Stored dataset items
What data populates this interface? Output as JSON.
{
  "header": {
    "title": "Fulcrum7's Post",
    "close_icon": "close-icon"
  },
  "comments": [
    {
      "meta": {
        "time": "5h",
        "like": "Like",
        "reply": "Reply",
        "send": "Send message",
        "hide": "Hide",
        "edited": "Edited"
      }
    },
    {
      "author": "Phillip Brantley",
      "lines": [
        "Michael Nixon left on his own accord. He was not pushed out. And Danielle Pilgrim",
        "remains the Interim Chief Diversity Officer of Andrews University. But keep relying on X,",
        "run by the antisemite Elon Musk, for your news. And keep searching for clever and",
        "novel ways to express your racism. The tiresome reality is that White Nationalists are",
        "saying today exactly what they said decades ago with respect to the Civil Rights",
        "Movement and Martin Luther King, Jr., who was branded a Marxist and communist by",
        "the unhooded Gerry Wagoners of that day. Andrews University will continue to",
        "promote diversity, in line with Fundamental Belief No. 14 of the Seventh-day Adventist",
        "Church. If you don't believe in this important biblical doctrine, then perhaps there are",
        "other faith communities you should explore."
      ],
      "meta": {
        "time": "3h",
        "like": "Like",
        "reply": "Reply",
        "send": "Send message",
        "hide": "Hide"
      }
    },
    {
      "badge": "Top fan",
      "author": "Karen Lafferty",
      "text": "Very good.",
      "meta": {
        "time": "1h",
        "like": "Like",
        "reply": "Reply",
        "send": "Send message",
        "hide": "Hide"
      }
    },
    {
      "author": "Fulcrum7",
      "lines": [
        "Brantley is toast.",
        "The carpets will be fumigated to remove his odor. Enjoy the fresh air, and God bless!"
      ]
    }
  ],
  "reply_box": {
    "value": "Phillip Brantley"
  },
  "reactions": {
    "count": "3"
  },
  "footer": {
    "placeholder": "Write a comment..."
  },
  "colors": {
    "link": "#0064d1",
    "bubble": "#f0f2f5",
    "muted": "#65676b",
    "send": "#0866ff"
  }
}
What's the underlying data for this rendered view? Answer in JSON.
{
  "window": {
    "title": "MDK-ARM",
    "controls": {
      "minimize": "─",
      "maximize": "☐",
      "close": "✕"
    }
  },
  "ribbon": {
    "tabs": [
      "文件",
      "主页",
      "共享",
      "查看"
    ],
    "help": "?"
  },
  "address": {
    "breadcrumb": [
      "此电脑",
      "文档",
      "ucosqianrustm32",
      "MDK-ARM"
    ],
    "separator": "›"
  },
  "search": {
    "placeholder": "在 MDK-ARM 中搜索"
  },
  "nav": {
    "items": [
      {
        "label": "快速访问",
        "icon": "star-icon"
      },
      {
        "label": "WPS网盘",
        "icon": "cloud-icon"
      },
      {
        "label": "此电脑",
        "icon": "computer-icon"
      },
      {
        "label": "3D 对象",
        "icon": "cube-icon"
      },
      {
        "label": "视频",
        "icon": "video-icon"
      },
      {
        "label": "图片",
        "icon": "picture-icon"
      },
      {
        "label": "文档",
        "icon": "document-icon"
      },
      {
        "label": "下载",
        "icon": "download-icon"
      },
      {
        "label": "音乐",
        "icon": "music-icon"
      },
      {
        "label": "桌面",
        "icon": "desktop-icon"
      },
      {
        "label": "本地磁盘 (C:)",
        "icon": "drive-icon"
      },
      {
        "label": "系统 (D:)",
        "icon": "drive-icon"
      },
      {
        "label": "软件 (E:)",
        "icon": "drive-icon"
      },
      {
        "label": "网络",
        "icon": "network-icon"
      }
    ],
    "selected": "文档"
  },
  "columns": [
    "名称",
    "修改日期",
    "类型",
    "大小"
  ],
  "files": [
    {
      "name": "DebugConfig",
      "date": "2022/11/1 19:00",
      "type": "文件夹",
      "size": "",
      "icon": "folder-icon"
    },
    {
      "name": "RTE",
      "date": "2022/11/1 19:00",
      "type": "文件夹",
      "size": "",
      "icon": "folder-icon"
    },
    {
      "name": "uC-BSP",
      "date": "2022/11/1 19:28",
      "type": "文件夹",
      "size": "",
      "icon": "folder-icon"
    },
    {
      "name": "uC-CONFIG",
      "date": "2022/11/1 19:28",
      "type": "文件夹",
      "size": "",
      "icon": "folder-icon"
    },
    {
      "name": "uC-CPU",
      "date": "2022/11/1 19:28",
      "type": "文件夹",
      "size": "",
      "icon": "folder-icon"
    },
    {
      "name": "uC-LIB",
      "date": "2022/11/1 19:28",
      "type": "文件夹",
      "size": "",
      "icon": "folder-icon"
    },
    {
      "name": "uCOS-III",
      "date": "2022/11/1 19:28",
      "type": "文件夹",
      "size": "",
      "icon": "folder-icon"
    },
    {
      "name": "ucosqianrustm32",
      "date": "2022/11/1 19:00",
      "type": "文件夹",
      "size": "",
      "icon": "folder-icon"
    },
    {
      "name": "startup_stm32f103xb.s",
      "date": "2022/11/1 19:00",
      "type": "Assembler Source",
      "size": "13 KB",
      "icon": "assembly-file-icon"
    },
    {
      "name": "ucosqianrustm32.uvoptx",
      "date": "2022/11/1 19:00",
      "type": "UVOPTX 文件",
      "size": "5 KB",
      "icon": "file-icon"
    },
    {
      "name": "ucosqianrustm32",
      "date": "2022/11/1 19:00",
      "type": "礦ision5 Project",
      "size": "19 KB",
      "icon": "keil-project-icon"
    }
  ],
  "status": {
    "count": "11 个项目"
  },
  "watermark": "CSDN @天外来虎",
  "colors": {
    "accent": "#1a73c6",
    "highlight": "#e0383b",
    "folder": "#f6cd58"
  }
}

● **Stated task**
Retype all of the entries precisely as they are.

● **Task solution**
What data populates this interface? Output as JSON.
{
  "header": {
    "title": "Fulcrum7's Post",
    "close_icon": "close-icon"
  },
  "comments": [
    {
      "meta": {
        "time": "5h",
        "like": "Like",
        "reply": "Reply",
        "send": "Send message",
        "hide": "Hide",
        "edited": "Edited"
      }
    },
    {
      "author": "Phillip Brantley",
      "lines": [
        "Michael Nixon left on his own accord. He was not pushed out. And Danielle Pilgrim",
        "remains the Interim Chief Diversity Officer of Andrews University. But keep relying on X,",
        "run by the antisemite Elon Musk, for your news. And keep searching for clever and",
        "novel ways to express your racism. The tiresome reality is that White Nationalists are",
        "saying today exactly what they said decades ago with respect to the Civil Rights",
        "Movement and Martin Luther King, Jr., who was branded a Marxist and communist by",
        "the unhooded Gerry Wagoners of that day. Andrews University will continue to",
        "promote diversity, in line with Fundamental Belief No. 14 of the Seventh-day Adventist",
        "Church. If you don't believe in this important biblical doctrine, then perhaps there are",
        "other faith communities you should explore."
      ],
      "meta": {
        "time": "3h",
        "like": "Like",
        "reply": "Reply",
        "send": "Send message",
        "hide": "Hide"
      }
    },
    {
      "badge": "Top fan",
      "author": "Karen Lafferty",
      "text": "Very good.",
      "meta": {
        "time": "1h",
        "like": "Like",
        "reply": "Reply",
        "send": "Send message",
        "hide": "Hide"
      }
    },
    {
      "author": "Fulcrum7",
      "lines": [
        "Brantley is toast.",
        "The carpets will be fumigated to remove his odor. Enjoy the fresh air, and God bless!"
      ]
    }
  ],
  "reply_box": {
    "value": "Phillip Brantley"
  },
  "reactions": {
    "count": "3"
  },
  "footer": {
    "placeholder": "Write a comment..."
  },
  "colors": {
    "link": "#0064d1",
    "bubble": "#f0f2f5",
    "muted": "#65676b",
    "send": "#0866ff"
  }
}
What's the underlying data for this rendered view? Answer in JSON.
{
  "window": {
    "title": "MDK-ARM",
    "controls": {
      "minimize": "─",
      "maximize": "☐",
      "close": "✕"
    }
  },
  "ribbon": {
    "tabs": [
      "文件",
      "主页",
      "共享",
      "查看"
    ],
    "help": "?"
  },
  "address": {
    "breadcrumb": [
      "此电脑",
      "文档",
      "ucosqianrustm32",
      "MDK-ARM"
    ],
    "separator": "›"
  },
  "search": {
    "placeholder": "在 MDK-ARM 中搜索"
  },
  "nav": {
    "items": [
      {
        "label": "快速访问",
        "icon": "star-icon"
      },
      {
        "label": "WPS网盘",
        "icon": "cloud-icon"
      },
      {
        "label": "此电脑",
        "icon": "computer-icon"
      },
      {
        "label": "3D 对象",
        "icon": "cube-icon"
      },
      {
        "label": "视频",
        "icon": "video-icon"
      },
      {
        "label": "图片",
        "icon": "picture-icon"
      },
      {
        "label": "文档",
        "icon": "document-icon"
      },
      {
        "label": "下载",
        "icon": "download-icon"
      },
      {
        "label": "音乐",
        "icon": "music-icon"
      },
      {
        "label": "桌面",
        "icon": "desktop-icon"
      },
      {
        "label": "本地磁盘 (C:)",
        "icon": "drive-icon"
      },
      {
        "label": "系统 (D:)",
        "icon": "drive-icon"
      },
      {
        "label": "软件 (E:)",
        "icon": "drive-icon"
      },
      {
        "label": "网络",
        "icon": "network-icon"
      }
    ],
    "selected": "文档"
  },
  "columns": [
    "名称",
    "修改日期",
    "类型",
    "大小"
  ],
  "files": [
    {
      "name": "DebugConfig",
      "date": "2022/11/1 19:00",
      "type": "文件夹",
      "size": "",
      "icon": "folder-icon"
    },
    {
      "name": "RTE",
      "date": "2022/11/1 19:00",
      "type": "文件夹",
      "size": "",
      "icon": "folder-icon"
    },
    {
      "name": "uC-BSP",
      "date": "2022/11/1 19:28",
      "type": "文件夹",
      "size": "",
      "icon": "folder-icon"
    },
    {
      "name": "uC-CONFIG",
      "date": "2022/11/1 19:28",
      "type": "文件夹",
      "size": "",
      "icon": "folder-icon"
    },
    {
      "name": "uC-CPU",
      "date": "2022/11/1 19:28",
      "type": "文件夹",
      "size": "",
      "icon": "folder-icon"
    },
    {
      "name": "uC-LIB",
      "date": "2022/11/1 19:28",
      "type": "文件夹",
      "size": "",
      "icon": "folder-icon"
    },
    {
      "name": "uCOS-III",
      "date": "2022/11/1 19:28",
      "type": "文件夹",
      "size": "",
      "icon": "folder-icon"
    },
    {
      "name": "ucosqianrustm32",
      "date": "2022/11/1 19:00",
      "type": "文件夹",
      "size": "",
      "icon": "folder-icon"
    },
    {
      "name": "startup_stm32f103xb.s",
      "date": "2022/11/1 19:00",
      "type": "Assembler Source",
      "size": "13 KB",
      "icon": "assembly-file-icon"
    },
    {
      "name": "ucosqianrustm32.uvoptx",
      "date": "2022/11/1 19:00",
      "type": "UVOPTX 文件",
      "size": "5 KB",
      "icon": "file-icon"
    },
    {
      "name": "ucosqianrustm32",
      "date": "2022/11/1 19:00",
      "type": "礦ision5 Project",
      "size": "19 KB",
      "icon": "keil-project-icon"
    }
  ],
  "status": {
    "count": "11 个项目"
  },
  "watermark": "CSDN @天外来虎",
  "colors": {
    "accent": "#1a73c6",
    "highlight": "#e0383b",
    "folder": "#f6cd58"
  }
}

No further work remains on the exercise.